◆ **Exercise objective**
Below are the records; reproduce all of them exactly but without any images.

◆ **Entries shown**
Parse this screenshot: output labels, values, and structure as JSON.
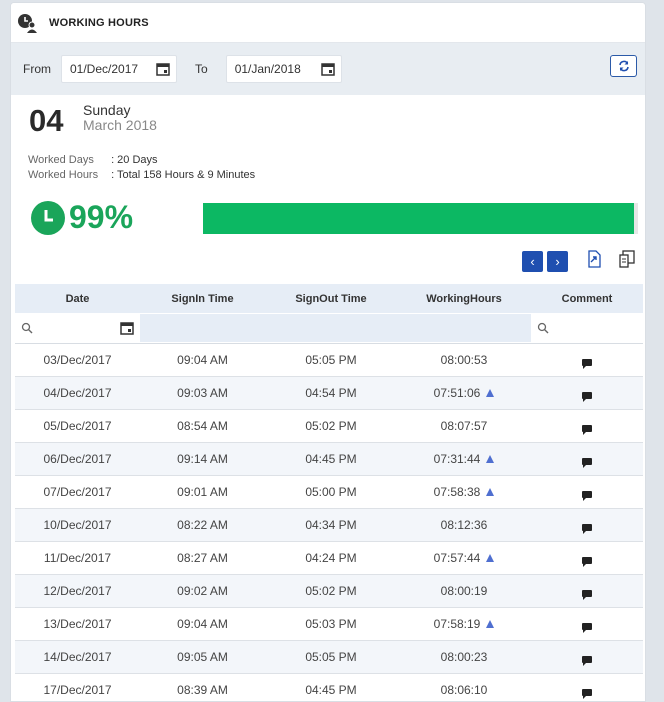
{
  "header": {
    "title": "WORKING HOURS"
  },
  "filter": {
    "from_label": "From",
    "from_value": "01/Dec/2017",
    "to_label": "To",
    "to_value": "01/Jan/2018"
  },
  "today": {
    "day": "04",
    "weekday": "Sunday",
    "month_year": "March 2018"
  },
  "summary": {
    "worked_days_label": "Worked Days",
    "worked_days_value": ": 20 Days",
    "worked_hours_label": "Worked Hours",
    "worked_hours_value": ": Total 158 Hours & 9 Minutes",
    "percent": "99%",
    "progress_fraction": 0.99
  },
  "colors": {
    "accent": "#1f4fb0",
    "success": "#0cb863",
    "warn_marker": "#4f6fd0"
  },
  "table": {
    "columns": [
      "Date",
      "SignIn Time",
      "SignOut Time",
      "WorkingHours",
      "Comment"
    ],
    "rows": [
      {
        "date": "03/Dec/2017",
        "signin": "09:04 AM",
        "signout": "05:05 PM",
        "hours": "08:00:53",
        "flag": false
      },
      {
        "date": "04/Dec/2017",
        "signin": "09:03 AM",
        "signout": "04:54 PM",
        "hours": "07:51:06",
        "flag": true
      },
      {
        "date": "05/Dec/2017",
        "signin": "08:54 AM",
        "signout": "05:02 PM",
        "hours": "08:07:57",
        "flag": false
      },
      {
        "date": "06/Dec/2017",
        "signin": "09:14 AM",
        "signout": "04:45 PM",
        "hours": "07:31:44",
        "flag": true
      },
      {
        "date": "07/Dec/2017",
        "signin": "09:01 AM",
        "signout": "05:00 PM",
        "hours": "07:58:38",
        "flag": true
      },
      {
        "date": "10/Dec/2017",
        "signin": "08:22 AM",
        "signout": "04:34 PM",
        "hours": "08:12:36",
        "flag": false
      },
      {
        "date": "11/Dec/2017",
        "signin": "08:27 AM",
        "signout": "04:24 PM",
        "hours": "07:57:44",
        "flag": true
      },
      {
        "date": "12/Dec/2017",
        "signin": "09:02 AM",
        "signout": "05:02 PM",
        "hours": "08:00:19",
        "flag": false
      },
      {
        "date": "13/Dec/2017",
        "signin": "09:04 AM",
        "signout": "05:03 PM",
        "hours": "07:58:19",
        "flag": true
      },
      {
        "date": "14/Dec/2017",
        "signin": "09:05 AM",
        "signout": "05:05 PM",
        "hours": "08:00:23",
        "flag": false
      },
      {
        "date": "17/Dec/2017",
        "signin": "08:39 AM",
        "signout": "04:45 PM",
        "hours": "08:06:10",
        "flag": false
      }
    ]
  }
}
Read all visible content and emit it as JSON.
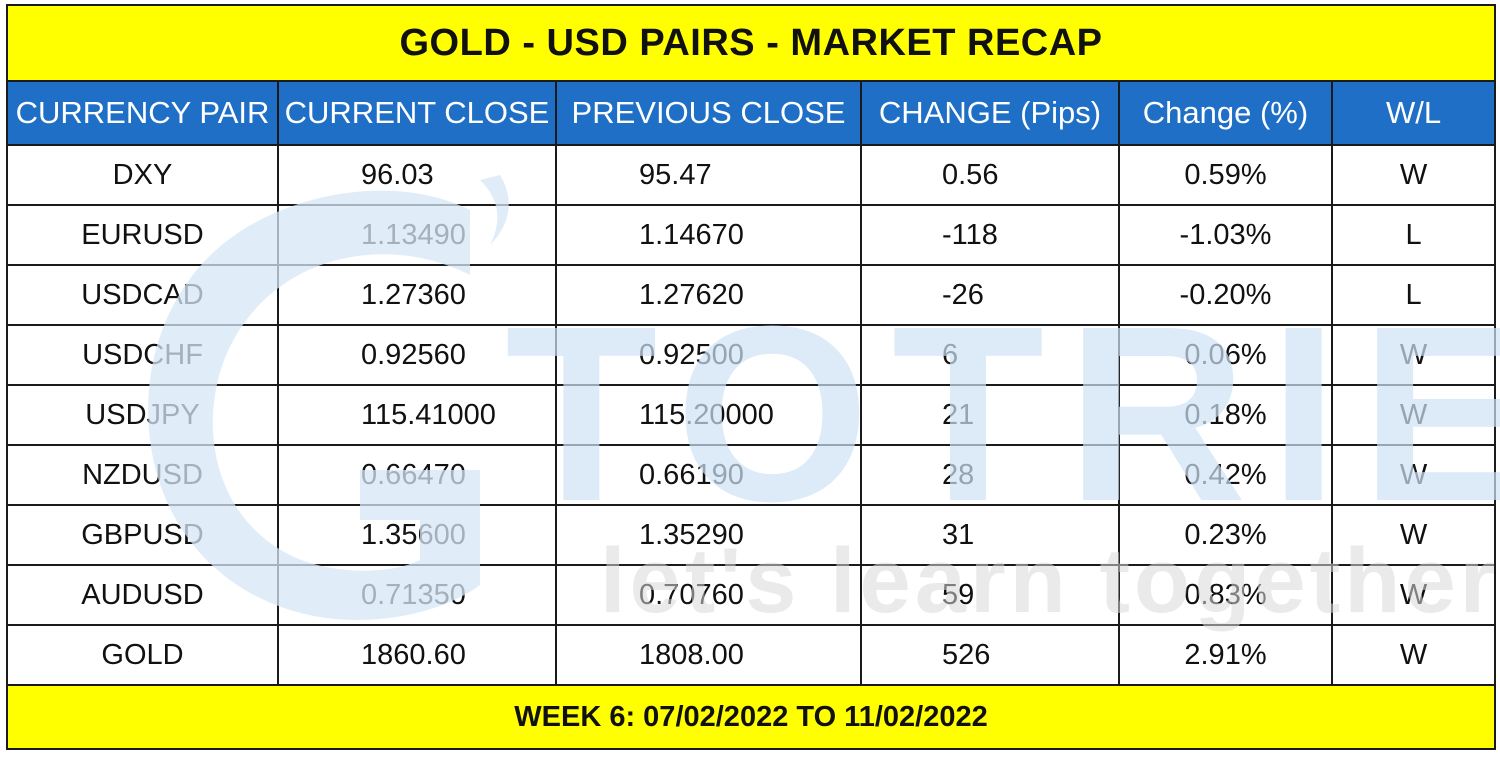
{
  "title": "GOLD - USD PAIRS - MARKET RECAP",
  "columns": [
    "CURRENCY PAIR",
    "CURRENT CLOSE",
    "PREVIOUS CLOSE",
    "CHANGE (Pips)",
    "Change (%)",
    "W/L"
  ],
  "rows": [
    [
      "DXY",
      "96.03",
      "95.47",
      "0.56",
      "0.59%",
      "W"
    ],
    [
      "EURUSD",
      "1.13490",
      "1.14670",
      "-118",
      "-1.03%",
      "L"
    ],
    [
      "USDCAD",
      "1.27360",
      "1.27620",
      "-26",
      "-0.20%",
      "L"
    ],
    [
      "USDCHF",
      "0.92560",
      "0.92500",
      "6",
      "0.06%",
      "W"
    ],
    [
      "USDJPY",
      "115.41000",
      "115.20000",
      "21",
      "0.18%",
      "W"
    ],
    [
      "NZDUSD",
      "0.66470",
      "0.66190",
      "28",
      "0.42%",
      "W"
    ],
    [
      "GBPUSD",
      "1.35600",
      "1.35290",
      "31",
      "0.23%",
      "W"
    ],
    [
      "AUDUSD",
      "0.71350",
      "0.70760",
      "59",
      "0.83%",
      "W"
    ],
    [
      "GOLD",
      "1860.60",
      "1808.00",
      "526",
      "2.91%",
      "W"
    ]
  ],
  "footer": "WEEK 6: 07/02/2022 TO 11/02/2022",
  "watermark": {
    "brand": "TOTRIEU",
    "tagline": "let's learn together"
  },
  "colors": {
    "title_bg": "#ffff00",
    "header_bg": "#1f6fc6",
    "header_text": "#ffffff",
    "footer_bg": "#ffff00",
    "watermark_blue": "#cfe3f6",
    "watermark_gray": "#e6e6e6"
  }
}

◆ **Task result**
Parse this screenshot: output labels, values, and structure as JSON.
{
  "header": {
    "title": "WORKING HOURS"
  },
  "filter": {
    "from_label": "From",
    "from_value": "01/Dec/2017",
    "to_label": "To",
    "to_value": "01/Jan/2018"
  },
  "today": {
    "day": "04",
    "weekday": "Sunday",
    "month_year": "March 2018"
  },
  "summary": {
    "worked_days_label": "Worked Days",
    "worked_days_value": ": 20 Days",
    "worked_hours_label": "Worked Hours",
    "worked_hours_value": ": Total 158 Hours & 9 Minutes",
    "percent": "99%",
    "progress_fraction": 0.99
  },
  "colors": {
    "accent": "#1f4fb0",
    "success": "#0cb863",
    "warn_marker": "#4f6fd0"
  },
  "table": {
    "columns": [
      "Date",
      "SignIn Time",
      "SignOut Time",
      "WorkingHours",
      "Comment"
    ],
    "rows": [
      {
        "date": "03/Dec/2017",
        "signin": "09:04 AM",
        "signout": "05:05 PM",
        "hours": "08:00:53",
        "flag": false
      },
      {
        "date": "04/Dec/2017",
        "signin": "09:03 AM",
        "signout": "04:54 PM",
        "hours": "07:51:06",
        "flag": true
      },
      {
        "date": "05/Dec/2017",
        "signin": "08:54 AM",
        "signout": "05:02 PM",
        "hours": "08:07:57",
        "flag": false
      },
      {
        "date": "06/Dec/2017",
        "signin": "09:14 AM",
        "signout": "04:45 PM",
        "hours": "07:31:44",
        "flag": true
      },
      {
        "date": "07/Dec/2017",
        "signin": "09:01 AM",
        "signout": "05:00 PM",
        "hours": "07:58:38",
        "flag": true
      },
      {
        "date": "10/Dec/2017",
        "signin": "08:22 AM",
        "signout": "04:34 PM",
        "hours": "08:12:36",
        "flag": false
      },
      {
        "date": "11/Dec/2017",
        "signin": "08:27 AM",
        "signout": "04:24 PM",
        "hours": "07:57:44",
        "flag": true
      },
      {
        "date": "12/Dec/2017",
        "signin": "09:02 AM",
        "signout": "05:02 PM",
        "hours": "08:00:19",
        "flag": false
      },
      {
        "date": "13/Dec/2017",
        "signin": "09:04 AM",
        "signout": "05:03 PM",
        "hours": "07:58:19",
        "flag": true
      },
      {
        "date": "14/Dec/2017",
        "signin": "09:05 AM",
        "signout": "05:05 PM",
        "hours": "08:00:23",
        "flag": false
      },
      {
        "date": "17/Dec/2017",
        "signin": "08:39 AM",
        "signout": "04:45 PM",
        "hours": "08:06:10",
        "flag": false
      }
    ]
  }
}
Read all visible content and emit it as JSON.
{
  "title": "GOLD - USD PAIRS - MARKET RECAP",
  "columns": [
    "CURRENCY PAIR",
    "CURRENT CLOSE",
    "PREVIOUS CLOSE",
    "CHANGE (Pips)",
    "Change (%)",
    "W/L"
  ],
  "rows": [
    [
      "DXY",
      "96.03",
      "95.47",
      "0.56",
      "0.59%",
      "W"
    ],
    [
      "EURUSD",
      "1.13490",
      "1.14670",
      "-118",
      "-1.03%",
      "L"
    ],
    [
      "USDCAD",
      "1.27360",
      "1.27620",
      "-26",
      "-0.20%",
      "L"
    ],
    [
      "USDCHF",
      "0.92560",
      "0.92500",
      "6",
      "0.06%",
      "W"
    ],
    [
      "USDJPY",
      "115.41000",
      "115.20000",
      "21",
      "0.18%",
      "W"
    ],
    [
      "NZDUSD",
      "0.66470",
      "0.66190",
      "28",
      "0.42%",
      "W"
    ],
    [
      "GBPUSD",
      "1.35600",
      "1.35290",
      "31",
      "0.23%",
      "W"
    ],
    [
      "AUDUSD",
      "0.71350",
      "0.70760",
      "59",
      "0.83%",
      "W"
    ],
    [
      "GOLD",
      "1860.60",
      "1808.00",
      "526",
      "2.91%",
      "W"
    ]
  ],
  "footer": "WEEK 6: 07/02/2022 TO 11/02/2022",
  "watermark": {
    "brand": "TOTRIEU",
    "tagline": "let's learn together"
  },
  "colors": {
    "title_bg": "#ffff00",
    "header_bg": "#1f6fc6",
    "header_text": "#ffffff",
    "footer_bg": "#ffff00",
    "watermark_blue": "#cfe3f6",
    "watermark_gray": "#e6e6e6"
  }
}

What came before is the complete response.